## Exercise
Carry on with the blog post on stupid financial advice below, starting right after its last sentence.

Excerpted text below:

Sunday, November 04, 2007

Stupid Financial Advice

I was traveling on business this week, in various parts of the country. On Thursday morning, I was having my breakfast at a Holiday Inn Express and casually watching a morning show somewhere in North Carolina, when I heard some extremely stupid financial advice coming from the TV.

The show contained a stock market segment in which the financial correspondent covered the recent run-up in Google stock. She commented that the stock just crossed the $700 mark. The anchor, impressed, asked if there were any plans to split the stock. The financial correspondent explained that Google's philosophy was to encourage serious investing rather than trading, and so had no intentions of splitting the stock. Here is where the stupid part begins. The following is not an exact quote, but it's pretty close:

Anchor: "If you only have a small amount of money to invest, how can you get in on the Google game?"

Financial Correspondent: "as a small investor, you can save your money and buy a single share of Google. Google has been showing such impressive results, that you would be better off buying a single share of its stock than buying more shares in weaker companies".

I am sorry, but if you do not understand the basics of investing, you have no business going on TV as a financial correspondent and misleading small investors.

What's wrong with that exchange? Well, for one thing, it assumes that Google's impressive past performance will continue into the future. Just because a stock, a mutual fund, or even the market as a whole has shown impressive results in the past, there is absolutely no guarantee that it will continue to do so in the future. In fact, assets have a tendency to "regress to the mean". If something has shown a dramatically faster appreciation than the overall market in recent years, it may be due for several years of under performance. That is the reason why investors should re-balance their portfolio by selling some top performers and buying some laggards. What the financial correspondent suggested is known as performance chasing and is a great way to ensure that you get burned financially.

End of Excerpted text.
Data under study below:

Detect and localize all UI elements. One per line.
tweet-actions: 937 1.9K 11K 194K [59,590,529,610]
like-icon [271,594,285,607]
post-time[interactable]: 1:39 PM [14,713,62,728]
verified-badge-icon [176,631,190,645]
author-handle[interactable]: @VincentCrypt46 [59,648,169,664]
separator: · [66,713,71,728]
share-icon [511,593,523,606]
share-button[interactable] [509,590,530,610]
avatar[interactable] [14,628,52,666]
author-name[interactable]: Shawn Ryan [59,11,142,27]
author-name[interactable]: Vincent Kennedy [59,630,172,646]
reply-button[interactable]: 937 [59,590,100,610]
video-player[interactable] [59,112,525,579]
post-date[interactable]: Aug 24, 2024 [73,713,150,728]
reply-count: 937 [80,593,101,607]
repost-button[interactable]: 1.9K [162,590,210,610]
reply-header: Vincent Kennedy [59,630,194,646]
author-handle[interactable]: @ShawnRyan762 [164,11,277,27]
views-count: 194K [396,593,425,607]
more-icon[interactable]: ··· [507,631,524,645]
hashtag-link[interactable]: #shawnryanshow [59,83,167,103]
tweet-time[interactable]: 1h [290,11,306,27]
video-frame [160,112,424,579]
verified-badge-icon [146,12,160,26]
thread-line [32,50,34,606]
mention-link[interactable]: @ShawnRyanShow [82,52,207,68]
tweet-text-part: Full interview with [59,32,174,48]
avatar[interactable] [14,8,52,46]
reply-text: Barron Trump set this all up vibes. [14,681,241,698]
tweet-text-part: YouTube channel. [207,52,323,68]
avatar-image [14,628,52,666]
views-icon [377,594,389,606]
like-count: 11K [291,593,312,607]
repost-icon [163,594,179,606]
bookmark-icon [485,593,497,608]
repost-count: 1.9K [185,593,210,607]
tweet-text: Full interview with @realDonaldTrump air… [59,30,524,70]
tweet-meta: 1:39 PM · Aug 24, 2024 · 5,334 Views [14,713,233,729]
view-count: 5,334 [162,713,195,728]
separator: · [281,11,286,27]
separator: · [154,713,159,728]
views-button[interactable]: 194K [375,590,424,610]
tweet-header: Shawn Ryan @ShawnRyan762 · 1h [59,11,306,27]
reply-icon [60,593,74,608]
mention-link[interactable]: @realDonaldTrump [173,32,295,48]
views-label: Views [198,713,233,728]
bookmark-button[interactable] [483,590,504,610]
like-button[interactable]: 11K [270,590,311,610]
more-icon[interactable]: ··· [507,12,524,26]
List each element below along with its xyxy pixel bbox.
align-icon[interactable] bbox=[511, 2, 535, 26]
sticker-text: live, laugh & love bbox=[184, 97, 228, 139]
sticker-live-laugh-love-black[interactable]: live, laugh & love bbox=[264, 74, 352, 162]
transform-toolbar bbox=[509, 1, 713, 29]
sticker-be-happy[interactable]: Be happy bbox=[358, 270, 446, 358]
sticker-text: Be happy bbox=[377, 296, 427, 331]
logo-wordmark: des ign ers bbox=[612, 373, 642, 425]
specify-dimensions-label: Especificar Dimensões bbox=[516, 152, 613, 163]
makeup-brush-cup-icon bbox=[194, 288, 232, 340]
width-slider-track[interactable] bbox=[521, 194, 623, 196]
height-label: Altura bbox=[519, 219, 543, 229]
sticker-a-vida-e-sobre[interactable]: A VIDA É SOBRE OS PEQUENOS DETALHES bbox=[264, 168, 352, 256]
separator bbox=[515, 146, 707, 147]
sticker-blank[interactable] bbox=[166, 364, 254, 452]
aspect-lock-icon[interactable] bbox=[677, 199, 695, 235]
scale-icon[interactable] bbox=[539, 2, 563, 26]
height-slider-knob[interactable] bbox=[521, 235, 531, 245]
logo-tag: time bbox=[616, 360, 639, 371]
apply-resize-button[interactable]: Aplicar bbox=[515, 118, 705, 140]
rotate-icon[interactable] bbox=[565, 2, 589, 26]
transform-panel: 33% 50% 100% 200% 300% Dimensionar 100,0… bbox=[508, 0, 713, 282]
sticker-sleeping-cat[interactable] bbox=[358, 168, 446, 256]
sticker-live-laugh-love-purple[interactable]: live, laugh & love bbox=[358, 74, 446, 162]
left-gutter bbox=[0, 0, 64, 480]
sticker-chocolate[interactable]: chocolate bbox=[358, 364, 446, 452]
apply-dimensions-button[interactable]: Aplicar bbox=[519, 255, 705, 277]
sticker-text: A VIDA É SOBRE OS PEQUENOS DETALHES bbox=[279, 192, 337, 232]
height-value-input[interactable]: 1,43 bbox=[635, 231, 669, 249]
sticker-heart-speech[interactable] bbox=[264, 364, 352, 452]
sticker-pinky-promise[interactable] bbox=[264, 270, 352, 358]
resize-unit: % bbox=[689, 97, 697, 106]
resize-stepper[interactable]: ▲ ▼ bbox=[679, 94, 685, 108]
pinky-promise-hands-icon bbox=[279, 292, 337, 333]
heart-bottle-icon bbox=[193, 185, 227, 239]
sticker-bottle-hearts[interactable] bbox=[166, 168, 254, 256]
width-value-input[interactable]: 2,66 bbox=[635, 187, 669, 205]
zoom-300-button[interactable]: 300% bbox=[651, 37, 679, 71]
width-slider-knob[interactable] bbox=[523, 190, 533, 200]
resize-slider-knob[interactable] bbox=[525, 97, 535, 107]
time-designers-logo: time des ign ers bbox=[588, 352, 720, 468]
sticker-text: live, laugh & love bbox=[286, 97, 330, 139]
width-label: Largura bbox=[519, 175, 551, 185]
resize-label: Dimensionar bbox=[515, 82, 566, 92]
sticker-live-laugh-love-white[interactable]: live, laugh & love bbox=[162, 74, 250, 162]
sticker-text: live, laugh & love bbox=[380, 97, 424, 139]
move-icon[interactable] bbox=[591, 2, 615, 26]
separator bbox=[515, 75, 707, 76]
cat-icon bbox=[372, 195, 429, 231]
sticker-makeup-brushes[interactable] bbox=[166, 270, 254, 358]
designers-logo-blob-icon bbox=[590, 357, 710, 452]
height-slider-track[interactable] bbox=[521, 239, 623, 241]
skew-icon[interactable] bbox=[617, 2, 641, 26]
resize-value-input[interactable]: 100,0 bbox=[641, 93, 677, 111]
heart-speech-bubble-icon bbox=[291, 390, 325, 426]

End of Data under study.

## Response below
There is another fundamental problem with the financial correspondent's advice. If you only have enough money in your portfolio to buy a single share of Google stock, the resulting one share portfolio is completely undiversified. From that point forward, your portfolio's fate is completely tied to the fate of a single company. This is a very risky proposition, regardless of how strong you believe the company you invested in really is. If you only have a small amount of money to invest, do yourself a favor and buy a diversified index fund instead of a single company stock. Vanguard's Total Market Market Index fund (VTSMX) may well fit your needs.

5 comments:

Anonymous said...

Presumably, the correct answer would be to buy a mutual fund that holds some google stock. Pundits are there to entertain, not inform sadly.

ChiefFamilyOfficer said...

Maybe it's the lawyer in me, but I don't have a problem with that answer because it directly answers the question - although Plonkee makes a good point. The expert certainly could (should) have added the caveats you suggested, but those wouldn't have answered the question asked (insert "nonresponsive" objection).

Anonymous said...

Well, my main concern is with the second part of the statement:

"Google has been showing such impressive results, that you would be better off buying a single share of its stock than buying more shares in weaker companies".

You are right that the first part addressed a direct question.

Kevin Surbaugh said...

maybe the small investor should buy Google by using ShareBuilder.com --- this how I own a small piece of 1 share of Berkshire-Hathaway B stock. (Unfortunately they won't sell the A shares - but I can say I own some of Warren Buffett's company - eve if it is the class B shares). In a way I am saving to buy the 1 share, but doing so by actually putting that savings into the stock. A process that will be accelerated when I get my debts paid off.

Anonymous said...

The difference between Berkshire and Google, is that Berkshire is a diversified conglomerate that gives you exposure to a wide range of industries and business, while Google is still a very specific and undiversified organization (the vast majority of their revenue comes from advertising, as you know).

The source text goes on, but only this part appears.